[Problem]
Provide the data again in its entirety, exactly as given.

(Entries from a page text collection)
____________________
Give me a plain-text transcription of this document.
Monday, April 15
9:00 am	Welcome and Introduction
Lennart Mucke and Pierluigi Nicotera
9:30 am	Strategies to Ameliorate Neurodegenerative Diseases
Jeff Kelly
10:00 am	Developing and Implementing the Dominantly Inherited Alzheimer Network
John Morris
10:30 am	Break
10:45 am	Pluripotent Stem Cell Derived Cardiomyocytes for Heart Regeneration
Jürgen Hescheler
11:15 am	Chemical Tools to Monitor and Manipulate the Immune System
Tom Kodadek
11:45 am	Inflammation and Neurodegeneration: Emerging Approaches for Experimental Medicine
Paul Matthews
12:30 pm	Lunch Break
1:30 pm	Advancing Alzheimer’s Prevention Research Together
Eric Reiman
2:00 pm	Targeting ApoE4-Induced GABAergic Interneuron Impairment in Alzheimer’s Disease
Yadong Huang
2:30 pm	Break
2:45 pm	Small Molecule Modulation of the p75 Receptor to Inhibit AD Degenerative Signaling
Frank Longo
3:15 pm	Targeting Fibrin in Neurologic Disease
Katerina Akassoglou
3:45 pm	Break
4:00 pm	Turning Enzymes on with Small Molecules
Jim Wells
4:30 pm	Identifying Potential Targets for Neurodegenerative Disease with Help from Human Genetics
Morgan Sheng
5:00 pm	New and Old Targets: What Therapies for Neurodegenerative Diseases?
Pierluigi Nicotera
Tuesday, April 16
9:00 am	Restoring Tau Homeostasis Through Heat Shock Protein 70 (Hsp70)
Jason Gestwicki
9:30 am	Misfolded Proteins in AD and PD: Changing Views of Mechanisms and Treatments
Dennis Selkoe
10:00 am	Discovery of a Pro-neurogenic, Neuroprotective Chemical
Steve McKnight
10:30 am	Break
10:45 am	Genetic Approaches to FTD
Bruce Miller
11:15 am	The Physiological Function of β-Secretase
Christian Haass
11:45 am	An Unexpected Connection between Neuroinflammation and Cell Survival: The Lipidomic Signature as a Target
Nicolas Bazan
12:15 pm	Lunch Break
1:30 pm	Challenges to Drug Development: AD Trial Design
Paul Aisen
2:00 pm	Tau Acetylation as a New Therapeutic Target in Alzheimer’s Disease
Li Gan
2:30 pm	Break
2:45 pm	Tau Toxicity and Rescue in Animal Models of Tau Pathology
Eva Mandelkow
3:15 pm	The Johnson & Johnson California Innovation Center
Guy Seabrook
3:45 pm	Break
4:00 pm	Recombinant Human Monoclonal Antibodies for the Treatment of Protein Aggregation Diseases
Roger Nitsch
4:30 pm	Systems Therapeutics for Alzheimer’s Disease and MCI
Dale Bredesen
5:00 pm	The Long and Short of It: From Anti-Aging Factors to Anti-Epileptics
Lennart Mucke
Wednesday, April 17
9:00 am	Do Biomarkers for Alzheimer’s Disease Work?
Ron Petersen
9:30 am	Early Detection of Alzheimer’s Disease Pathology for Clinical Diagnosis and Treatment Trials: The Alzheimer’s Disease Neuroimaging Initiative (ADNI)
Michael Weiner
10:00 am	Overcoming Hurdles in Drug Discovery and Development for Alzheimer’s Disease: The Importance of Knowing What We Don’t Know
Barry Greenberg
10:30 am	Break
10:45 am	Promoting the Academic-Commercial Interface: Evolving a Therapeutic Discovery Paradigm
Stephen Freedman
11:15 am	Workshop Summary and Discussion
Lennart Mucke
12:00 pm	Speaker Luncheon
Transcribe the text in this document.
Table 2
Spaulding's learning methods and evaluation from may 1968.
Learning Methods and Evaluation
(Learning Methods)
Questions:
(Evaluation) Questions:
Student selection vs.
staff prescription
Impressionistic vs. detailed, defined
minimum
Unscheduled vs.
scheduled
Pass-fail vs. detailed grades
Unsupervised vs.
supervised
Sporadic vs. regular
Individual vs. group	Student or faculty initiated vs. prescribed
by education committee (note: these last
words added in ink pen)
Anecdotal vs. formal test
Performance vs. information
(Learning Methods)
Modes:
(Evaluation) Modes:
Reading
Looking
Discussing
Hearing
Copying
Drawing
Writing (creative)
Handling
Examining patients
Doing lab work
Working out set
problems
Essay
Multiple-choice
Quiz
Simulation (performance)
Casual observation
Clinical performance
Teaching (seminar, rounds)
____________________
[Solved exercise]
Give me a plain-text transcription of this document.
Monday, April 15
9:00 am	Welcome and Introduction
Lennart Mucke and Pierluigi Nicotera
9:30 am	Strategies to Ameliorate Neurodegenerative Diseases
Jeff Kelly
10:00 am	Developing and Implementing the Dominantly Inherited Alzheimer Network
John Morris
10:30 am	Break
10:45 am	Pluripotent Stem Cell Derived Cardiomyocytes for Heart Regeneration
Jürgen Hescheler
11:15 am	Chemical Tools to Monitor and Manipulate the Immune System
Tom Kodadek
11:45 am	Inflammation and Neurodegeneration: Emerging Approaches for Experimental Medicine
Paul Matthews
12:30 pm	Lunch Break
1:30 pm	Advancing Alzheimer’s Prevention Research Together
Eric Reiman
2:00 pm	Targeting ApoE4-Induced GABAergic Interneuron Impairment in Alzheimer’s Disease
Yadong Huang
2:30 pm	Break
2:45 pm	Small Molecule Modulation of the p75 Receptor to Inhibit AD Degenerative Signaling
Frank Longo
3:15 pm	Targeting Fibrin in Neurologic Disease
Katerina Akassoglou
3:45 pm	Break
4:00 pm	Turning Enzymes on with Small Molecules
Jim Wells
4:30 pm	Identifying Potential Targets for Neurodegenerative Disease with Help from Human Genetics
Morgan Sheng
5:00 pm	New and Old Targets: What Therapies for Neurodegenerative Diseases?
Pierluigi Nicotera
Tuesday, April 16
9:00 am	Restoring Tau Homeostasis Through Heat Shock Protein 70 (Hsp70)
Jason Gestwicki
9:30 am	Misfolded Proteins in AD and PD: Changing Views of Mechanisms and Treatments
Dennis Selkoe
10:00 am	Discovery of a Pro-neurogenic, Neuroprotective Chemical
Steve McKnight
10:30 am	Break
10:45 am	Genetic Approaches to FTD
Bruce Miller
11:15 am	The Physiological Function of β-Secretase
Christian Haass
11:45 am	An Unexpected Connection between Neuroinflammation and Cell Survival: The Lipidomic Signature as a Target
Nicolas Bazan
12:15 pm	Lunch Break
1:30 pm	Challenges to Drug Development: AD Trial Design
Paul Aisen
2:00 pm	Tau Acetylation as a New Therapeutic Target in Alzheimer’s Disease
Li Gan
2:30 pm	Break
2:45 pm	Tau Toxicity and Rescue in Animal Models of Tau Pathology
Eva Mandelkow
3:15 pm	The Johnson & Johnson California Innovation Center
Guy Seabrook
3:45 pm	Break
4:00 pm	Recombinant Human Monoclonal Antibodies for the Treatment of Protein Aggregation Diseases
Roger Nitsch
4:30 pm	Systems Therapeutics for Alzheimer’s Disease and MCI
Dale Bredesen
5:00 pm	The Long and Short of It: From Anti-Aging Factors to Anti-Epileptics
Lennart Mucke
Wednesday, April 17
9:00 am	Do Biomarkers for Alzheimer’s Disease Work?
Ron Petersen
9:30 am	Early Detection of Alzheimer’s Disease Pathology for Clinical Diagnosis and Treatment Trials: The Alzheimer’s Disease Neuroimaging Initiative (ADNI)
Michael Weiner
10:00 am	Overcoming Hurdles in Drug Discovery and Development for Alzheimer’s Disease: The Importance of Knowing What We Don’t Know
Barry Greenberg
10:30 am	Break
10:45 am	Promoting the Academic-Commercial Interface: Evolving a Therapeutic Discovery Paradigm
Stephen Freedman
11:15 am	Workshop Summary and Discussion
Lennart Mucke
12:00 pm	Speaker Luncheon
Transcribe the text in this document.
Table 2
Spaulding's learning methods and evaluation from may 1968.
Learning Methods and Evaluation
(Learning Methods)
Questions:
(Evaluation) Questions:
Student selection vs.
staff prescription
Impressionistic vs. detailed, defined
minimum
Unscheduled vs.
scheduled
Pass-fail vs. detailed grades
Unsupervised vs.
supervised
Sporadic vs. regular
Individual vs. group	Student or faculty initiated vs. prescribed
by education committee (note: these last
words added in ink pen)
Anecdotal vs. formal test
Performance vs. information
(Learning Methods)
Modes:
(Evaluation) Modes:
Reading
Looking
Discussing
Hearing
Copying
Drawing
Writing (creative)
Handling
Examining patients
Doing lab work
Working out set
problems
Essay
Multiple-choice
Quiz
Simulation (performance)
Casual observation
Clinical performance
Teaching (seminar, rounds)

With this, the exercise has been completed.